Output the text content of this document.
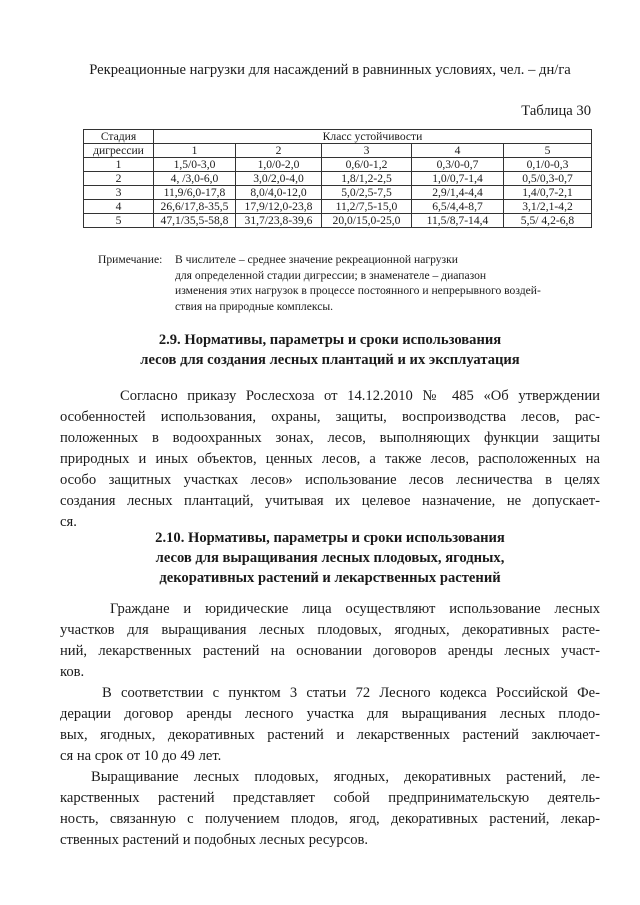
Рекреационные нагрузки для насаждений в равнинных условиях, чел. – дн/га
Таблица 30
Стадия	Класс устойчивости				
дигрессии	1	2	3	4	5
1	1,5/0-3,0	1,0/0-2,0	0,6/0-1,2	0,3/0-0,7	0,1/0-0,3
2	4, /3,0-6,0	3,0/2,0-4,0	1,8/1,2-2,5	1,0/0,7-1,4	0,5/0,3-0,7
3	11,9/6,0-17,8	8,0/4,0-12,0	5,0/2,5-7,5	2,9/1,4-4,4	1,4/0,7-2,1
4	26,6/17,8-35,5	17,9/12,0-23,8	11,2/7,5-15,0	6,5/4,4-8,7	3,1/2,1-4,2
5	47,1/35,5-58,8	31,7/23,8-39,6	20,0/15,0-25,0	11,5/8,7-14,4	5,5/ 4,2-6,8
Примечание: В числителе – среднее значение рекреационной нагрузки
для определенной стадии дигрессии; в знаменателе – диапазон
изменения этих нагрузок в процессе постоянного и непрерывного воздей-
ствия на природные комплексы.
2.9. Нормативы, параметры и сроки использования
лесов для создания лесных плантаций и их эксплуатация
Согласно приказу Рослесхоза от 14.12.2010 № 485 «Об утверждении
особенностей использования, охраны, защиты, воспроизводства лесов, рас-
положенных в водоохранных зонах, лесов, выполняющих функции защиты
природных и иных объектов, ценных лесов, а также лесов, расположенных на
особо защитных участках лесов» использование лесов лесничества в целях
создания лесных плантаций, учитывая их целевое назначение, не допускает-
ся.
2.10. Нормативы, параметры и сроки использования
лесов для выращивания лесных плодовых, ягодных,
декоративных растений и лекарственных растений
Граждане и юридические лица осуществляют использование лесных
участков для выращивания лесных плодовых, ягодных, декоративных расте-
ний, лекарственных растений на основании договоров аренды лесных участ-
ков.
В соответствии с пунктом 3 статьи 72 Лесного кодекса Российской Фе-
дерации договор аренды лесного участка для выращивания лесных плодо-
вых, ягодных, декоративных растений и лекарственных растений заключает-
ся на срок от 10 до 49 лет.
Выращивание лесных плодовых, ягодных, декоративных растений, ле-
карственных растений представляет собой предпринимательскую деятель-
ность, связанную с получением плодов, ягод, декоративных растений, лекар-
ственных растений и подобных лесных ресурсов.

------------------------------------------------------------

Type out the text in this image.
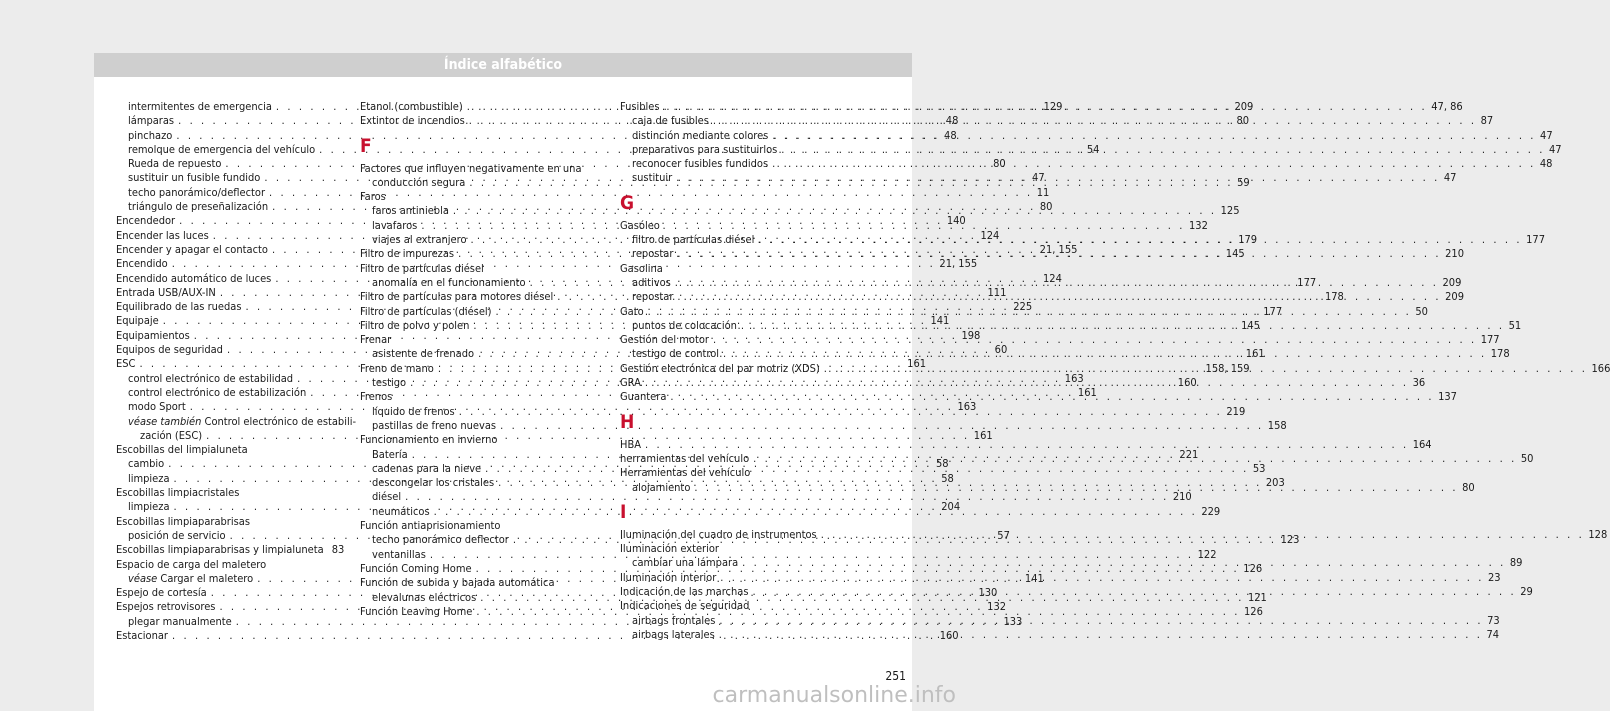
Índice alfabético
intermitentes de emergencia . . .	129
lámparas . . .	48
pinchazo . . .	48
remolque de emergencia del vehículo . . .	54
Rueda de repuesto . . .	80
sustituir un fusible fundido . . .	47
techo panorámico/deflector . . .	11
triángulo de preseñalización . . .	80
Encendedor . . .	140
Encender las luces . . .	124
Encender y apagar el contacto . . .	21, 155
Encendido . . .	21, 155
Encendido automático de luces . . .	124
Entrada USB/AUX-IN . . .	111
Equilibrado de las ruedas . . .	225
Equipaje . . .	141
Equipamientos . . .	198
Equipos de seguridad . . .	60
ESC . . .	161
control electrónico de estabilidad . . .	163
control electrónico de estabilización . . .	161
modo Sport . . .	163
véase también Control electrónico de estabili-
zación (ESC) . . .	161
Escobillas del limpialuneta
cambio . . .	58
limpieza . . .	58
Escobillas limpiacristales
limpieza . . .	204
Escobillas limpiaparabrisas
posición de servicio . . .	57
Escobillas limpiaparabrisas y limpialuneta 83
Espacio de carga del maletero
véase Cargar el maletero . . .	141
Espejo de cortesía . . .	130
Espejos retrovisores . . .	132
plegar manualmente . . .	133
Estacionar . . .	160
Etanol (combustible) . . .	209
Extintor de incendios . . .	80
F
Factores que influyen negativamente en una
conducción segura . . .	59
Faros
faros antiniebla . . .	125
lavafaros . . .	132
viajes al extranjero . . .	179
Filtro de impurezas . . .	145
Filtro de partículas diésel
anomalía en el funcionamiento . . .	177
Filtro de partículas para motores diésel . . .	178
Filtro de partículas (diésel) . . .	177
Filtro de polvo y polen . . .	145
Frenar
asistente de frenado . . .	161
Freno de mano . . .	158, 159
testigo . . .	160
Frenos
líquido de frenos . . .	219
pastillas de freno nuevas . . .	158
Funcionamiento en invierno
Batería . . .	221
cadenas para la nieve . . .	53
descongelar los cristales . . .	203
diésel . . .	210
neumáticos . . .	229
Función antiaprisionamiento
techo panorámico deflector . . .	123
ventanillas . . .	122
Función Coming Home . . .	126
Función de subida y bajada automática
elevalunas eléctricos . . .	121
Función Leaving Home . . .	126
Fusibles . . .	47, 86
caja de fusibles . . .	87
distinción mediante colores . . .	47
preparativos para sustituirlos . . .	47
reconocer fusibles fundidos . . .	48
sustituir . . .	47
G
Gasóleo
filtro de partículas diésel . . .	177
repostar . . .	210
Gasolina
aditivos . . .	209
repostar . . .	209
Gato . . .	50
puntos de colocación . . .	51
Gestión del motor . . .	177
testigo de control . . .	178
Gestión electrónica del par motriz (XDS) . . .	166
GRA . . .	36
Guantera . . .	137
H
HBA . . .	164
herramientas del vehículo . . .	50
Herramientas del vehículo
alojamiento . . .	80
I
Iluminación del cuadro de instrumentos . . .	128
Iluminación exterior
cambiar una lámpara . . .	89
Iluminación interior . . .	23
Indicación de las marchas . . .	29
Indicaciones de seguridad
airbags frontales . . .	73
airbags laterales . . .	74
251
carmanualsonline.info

------------------------------------------------------------

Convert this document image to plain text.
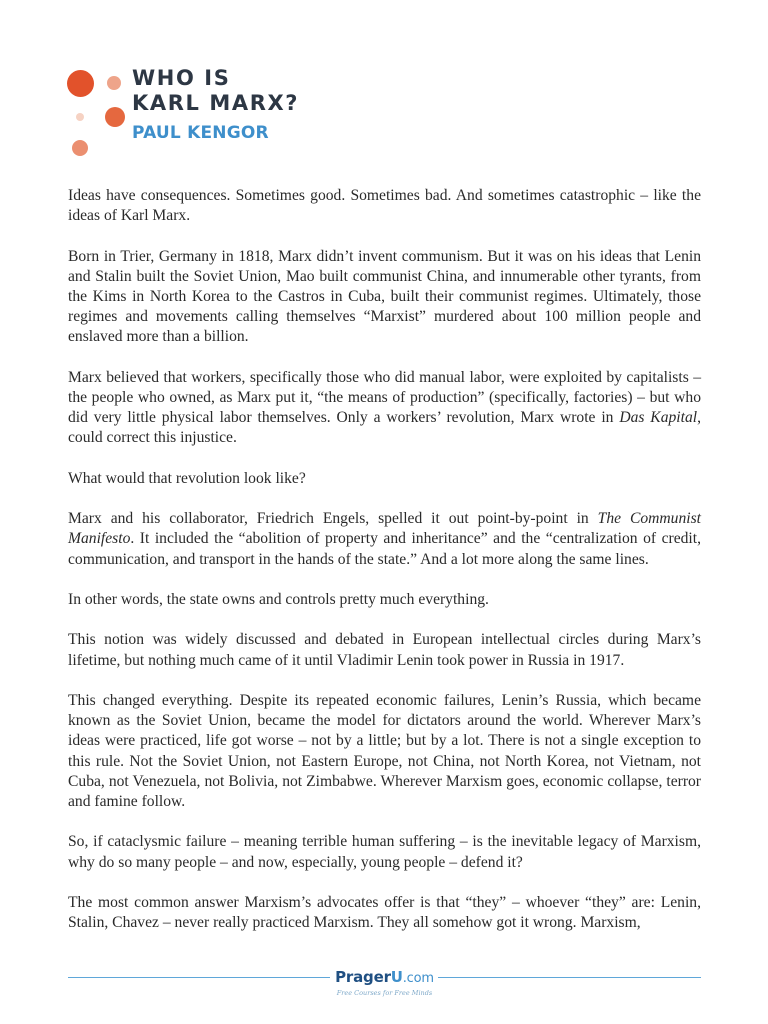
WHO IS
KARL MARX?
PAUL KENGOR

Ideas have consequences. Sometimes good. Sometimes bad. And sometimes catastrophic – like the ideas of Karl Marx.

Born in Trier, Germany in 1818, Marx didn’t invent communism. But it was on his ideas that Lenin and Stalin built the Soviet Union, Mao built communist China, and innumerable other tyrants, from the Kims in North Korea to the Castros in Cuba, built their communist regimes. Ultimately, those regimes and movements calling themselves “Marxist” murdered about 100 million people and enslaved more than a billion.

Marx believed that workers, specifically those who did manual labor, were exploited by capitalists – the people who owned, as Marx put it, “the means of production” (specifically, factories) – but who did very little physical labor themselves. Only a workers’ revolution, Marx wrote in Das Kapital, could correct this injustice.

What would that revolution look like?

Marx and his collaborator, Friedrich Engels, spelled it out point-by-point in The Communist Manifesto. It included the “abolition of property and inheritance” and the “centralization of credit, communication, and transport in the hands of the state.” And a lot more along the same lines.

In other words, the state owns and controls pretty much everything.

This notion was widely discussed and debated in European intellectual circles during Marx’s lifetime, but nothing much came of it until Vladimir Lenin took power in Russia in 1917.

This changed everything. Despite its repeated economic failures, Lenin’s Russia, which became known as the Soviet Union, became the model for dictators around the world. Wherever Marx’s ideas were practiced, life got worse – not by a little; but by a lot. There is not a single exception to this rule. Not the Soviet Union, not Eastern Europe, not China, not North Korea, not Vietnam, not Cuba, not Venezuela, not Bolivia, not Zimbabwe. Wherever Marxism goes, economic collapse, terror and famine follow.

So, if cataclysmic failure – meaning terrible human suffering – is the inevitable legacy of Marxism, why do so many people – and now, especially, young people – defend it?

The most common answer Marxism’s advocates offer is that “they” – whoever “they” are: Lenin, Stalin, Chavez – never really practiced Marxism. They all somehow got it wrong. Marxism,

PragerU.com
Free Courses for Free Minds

------------------------------------------------------------

YOUR GOAL: Pull every line containing the word "seguridad" out of the entries above.

WORKED SOLUTION:
Equipos de seguridad . . .	60
Indicaciones de seguridad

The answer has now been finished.